▸ OBJECTIVE:
Lines that hold the word "conditions" should be located and copied.

▸ SUPPLIED RECORDS:
^^^^
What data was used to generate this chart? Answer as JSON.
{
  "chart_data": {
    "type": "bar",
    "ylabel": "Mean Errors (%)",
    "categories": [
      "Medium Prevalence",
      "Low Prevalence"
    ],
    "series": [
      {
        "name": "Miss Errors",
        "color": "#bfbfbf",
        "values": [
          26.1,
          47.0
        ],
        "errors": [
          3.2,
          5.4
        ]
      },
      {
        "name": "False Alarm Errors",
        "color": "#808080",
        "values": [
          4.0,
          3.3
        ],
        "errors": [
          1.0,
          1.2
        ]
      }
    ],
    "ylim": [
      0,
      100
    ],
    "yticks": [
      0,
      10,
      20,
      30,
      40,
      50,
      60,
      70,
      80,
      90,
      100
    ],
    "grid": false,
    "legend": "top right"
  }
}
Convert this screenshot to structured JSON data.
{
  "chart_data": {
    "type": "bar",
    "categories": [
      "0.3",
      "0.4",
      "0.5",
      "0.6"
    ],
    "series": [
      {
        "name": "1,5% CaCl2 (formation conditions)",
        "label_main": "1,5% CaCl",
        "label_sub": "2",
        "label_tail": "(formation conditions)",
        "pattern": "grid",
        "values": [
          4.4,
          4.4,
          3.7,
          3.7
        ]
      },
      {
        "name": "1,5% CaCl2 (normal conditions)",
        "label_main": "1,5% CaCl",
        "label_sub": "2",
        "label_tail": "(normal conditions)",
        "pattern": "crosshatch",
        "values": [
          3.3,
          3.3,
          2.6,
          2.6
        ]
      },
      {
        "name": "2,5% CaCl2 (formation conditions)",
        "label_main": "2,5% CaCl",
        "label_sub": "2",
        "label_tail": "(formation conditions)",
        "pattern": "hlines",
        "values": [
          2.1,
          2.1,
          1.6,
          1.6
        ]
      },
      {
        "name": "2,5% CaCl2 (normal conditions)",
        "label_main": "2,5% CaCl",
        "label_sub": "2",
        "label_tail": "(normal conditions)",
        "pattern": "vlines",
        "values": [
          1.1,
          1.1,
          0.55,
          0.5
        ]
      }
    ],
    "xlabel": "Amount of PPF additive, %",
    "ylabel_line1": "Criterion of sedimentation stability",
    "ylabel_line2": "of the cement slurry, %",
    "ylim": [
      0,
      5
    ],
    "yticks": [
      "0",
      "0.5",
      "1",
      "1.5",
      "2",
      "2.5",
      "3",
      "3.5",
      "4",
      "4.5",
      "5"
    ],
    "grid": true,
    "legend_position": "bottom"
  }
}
^^^^
▸ RESULT:
        "name": "1,5% CaCl2 (formation conditions)",
        "label_tail": "(formation conditions)",
        "name": "1,5% CaCl2 (normal conditions)",
        "label_tail": "(normal conditions)",
        "name": "2,5% CaCl2 (formation conditions)",
        "label_tail": "(formation conditions)",
        "name": "2,5% CaCl2 (normal conditions)",
        "label_tail": "(normal conditions)",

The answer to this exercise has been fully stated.